» AIM OF THE TASK:
Copy out all of the material exactly.

Data excerpts:

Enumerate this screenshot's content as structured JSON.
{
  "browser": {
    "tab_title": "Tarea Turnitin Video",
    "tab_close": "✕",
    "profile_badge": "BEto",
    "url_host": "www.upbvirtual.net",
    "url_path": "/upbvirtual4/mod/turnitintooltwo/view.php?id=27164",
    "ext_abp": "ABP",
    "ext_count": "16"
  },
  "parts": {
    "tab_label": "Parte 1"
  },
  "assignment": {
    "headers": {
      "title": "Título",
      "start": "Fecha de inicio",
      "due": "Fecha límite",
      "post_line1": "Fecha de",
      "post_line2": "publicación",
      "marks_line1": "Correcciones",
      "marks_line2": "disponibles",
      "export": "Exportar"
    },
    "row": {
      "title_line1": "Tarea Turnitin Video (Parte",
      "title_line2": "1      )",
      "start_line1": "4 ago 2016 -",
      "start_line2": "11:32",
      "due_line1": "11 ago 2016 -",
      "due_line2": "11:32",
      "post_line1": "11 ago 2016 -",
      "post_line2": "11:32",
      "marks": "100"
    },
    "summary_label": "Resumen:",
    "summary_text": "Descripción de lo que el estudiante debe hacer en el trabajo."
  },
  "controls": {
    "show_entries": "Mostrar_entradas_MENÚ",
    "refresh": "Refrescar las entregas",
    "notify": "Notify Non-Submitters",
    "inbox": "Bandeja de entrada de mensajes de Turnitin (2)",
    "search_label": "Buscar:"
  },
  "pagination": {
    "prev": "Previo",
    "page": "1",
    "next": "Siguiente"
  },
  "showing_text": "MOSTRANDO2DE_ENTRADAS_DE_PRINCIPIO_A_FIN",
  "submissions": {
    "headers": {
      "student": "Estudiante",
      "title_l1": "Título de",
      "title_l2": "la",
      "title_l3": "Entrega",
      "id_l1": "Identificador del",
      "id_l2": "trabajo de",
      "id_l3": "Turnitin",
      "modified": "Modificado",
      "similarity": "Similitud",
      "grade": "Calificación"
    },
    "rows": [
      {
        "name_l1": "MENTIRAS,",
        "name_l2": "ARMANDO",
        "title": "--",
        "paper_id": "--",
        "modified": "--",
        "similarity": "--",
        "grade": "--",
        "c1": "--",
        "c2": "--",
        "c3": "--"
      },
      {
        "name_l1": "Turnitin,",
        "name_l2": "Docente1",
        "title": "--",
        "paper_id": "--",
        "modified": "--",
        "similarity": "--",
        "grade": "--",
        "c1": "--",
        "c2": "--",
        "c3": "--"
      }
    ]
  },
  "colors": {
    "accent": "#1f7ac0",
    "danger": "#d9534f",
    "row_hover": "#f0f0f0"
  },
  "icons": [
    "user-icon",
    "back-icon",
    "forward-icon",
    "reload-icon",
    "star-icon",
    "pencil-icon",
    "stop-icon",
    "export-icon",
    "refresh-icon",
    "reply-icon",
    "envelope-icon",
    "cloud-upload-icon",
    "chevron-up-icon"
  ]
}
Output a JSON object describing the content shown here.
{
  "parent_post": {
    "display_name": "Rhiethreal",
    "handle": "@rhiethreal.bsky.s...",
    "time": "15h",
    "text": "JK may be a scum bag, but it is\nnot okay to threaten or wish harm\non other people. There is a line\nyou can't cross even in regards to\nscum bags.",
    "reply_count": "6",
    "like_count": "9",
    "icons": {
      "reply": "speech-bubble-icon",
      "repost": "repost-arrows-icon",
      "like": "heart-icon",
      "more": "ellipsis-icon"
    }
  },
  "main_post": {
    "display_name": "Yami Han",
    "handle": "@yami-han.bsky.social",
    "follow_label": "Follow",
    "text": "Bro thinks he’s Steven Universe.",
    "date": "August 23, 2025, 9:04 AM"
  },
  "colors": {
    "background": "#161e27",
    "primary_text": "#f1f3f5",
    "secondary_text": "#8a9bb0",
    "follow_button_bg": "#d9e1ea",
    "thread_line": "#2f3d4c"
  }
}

» RESULT OF THIS TASK:
Enumerate this screenshot's content as structured JSON.
{
  "browser": {
    "tab_title": "Tarea Turnitin Video",
    "tab_close": "✕",
    "profile_badge": "BEto",
    "url_host": "www.upbvirtual.net",
    "url_path": "/upbvirtual4/mod/turnitintooltwo/view.php?id=27164",
    "ext_abp": "ABP",
    "ext_count": "16"
  },
  "parts": {
    "tab_label": "Parte 1"
  },
  "assignment": {
    "headers": {
      "title": "Título",
      "start": "Fecha de inicio",
      "due": "Fecha límite",
      "post_line1": "Fecha de",
      "post_line2": "publicación",
      "marks_line1": "Correcciones",
      "marks_line2": "disponibles",
      "export": "Exportar"
    },
    "row": {
      "title_line1": "Tarea Turnitin Video (Parte",
      "title_line2": "1      )",
      "start_line1": "4 ago 2016 -",
      "start_line2": "11:32",
      "due_line1": "11 ago 2016 -",
      "due_line2": "11:32",
      "post_line1": "11 ago 2016 -",
      "post_line2": "11:32",
      "marks": "100"
    },
    "summary_label": "Resumen:",
    "summary_text": "Descripción de lo que el estudiante debe hacer en el trabajo."
  },
  "controls": {
    "show_entries": "Mostrar_entradas_MENÚ",
    "refresh": "Refrescar las entregas",
    "notify": "Notify Non-Submitters",
    "inbox": "Bandeja de entrada de mensajes de Turnitin (2)",
    "search_label": "Buscar:"
  },
  "pagination": {
    "prev": "Previo",
    "page": "1",
    "next": "Siguiente"
  },
  "showing_text": "MOSTRANDO2DE_ENTRADAS_DE_PRINCIPIO_A_FIN",
  "submissions": {
    "headers": {
      "student": "Estudiante",
      "title_l1": "Título de",
      "title_l2": "la",
      "title_l3": "Entrega",
      "id_l1": "Identificador del",
      "id_l2": "trabajo de",
      "id_l3": "Turnitin",
      "modified": "Modificado",
      "similarity": "Similitud",
      "grade": "Calificación"
    },
    "rows": [
      {
        "name_l1": "MENTIRAS,",
        "name_l2": "ARMANDO",
        "title": "--",
        "paper_id": "--",
        "modified": "--",
        "similarity": "--",
        "grade": "--",
        "c1": "--",
        "c2": "--",
        "c3": "--"
      },
      {
        "name_l1": "Turnitin,",
        "name_l2": "Docente1",
        "title": "--",
        "paper_id": "--",
        "modified": "--",
        "similarity": "--",
        "grade": "--",
        "c1": "--",
        "c2": "--",
        "c3": "--"
      }
    ]
  },
  "colors": {
    "accent": "#1f7ac0",
    "danger": "#d9534f",
    "row_hover": "#f0f0f0"
  },
  "icons": [
    "user-icon",
    "back-icon",
    "forward-icon",
    "reload-icon",
    "star-icon",
    "pencil-icon",
    "stop-icon",
    "export-icon",
    "refresh-icon",
    "reply-icon",
    "envelope-icon",
    "cloud-upload-icon",
    "chevron-up-icon"
  ]
}
Output a JSON object describing the content shown here.
{
  "parent_post": {
    "display_name": "Rhiethreal",
    "handle": "@rhiethreal.bsky.s...",
    "time": "15h",
    "text": "JK may be a scum bag, but it is\nnot okay to threaten or wish harm\non other people. There is a line\nyou can't cross even in regards to\nscum bags.",
    "reply_count": "6",
    "like_count": "9",
    "icons": {
      "reply": "speech-bubble-icon",
      "repost": "repost-arrows-icon",
      "like": "heart-icon",
      "more": "ellipsis-icon"
    }
  },
  "main_post": {
    "display_name": "Yami Han",
    "handle": "@yami-han.bsky.social",
    "follow_label": "Follow",
    "text": "Bro thinks he’s Steven Universe.",
    "date": "August 23, 2025, 9:04 AM"
  },
  "colors": {
    "background": "#161e27",
    "primary_text": "#f1f3f5",
    "secondary_text": "#8a9bb0",
    "follow_button_bg": "#d9e1ea",
    "thread_line": "#2f3d4c"
  }
}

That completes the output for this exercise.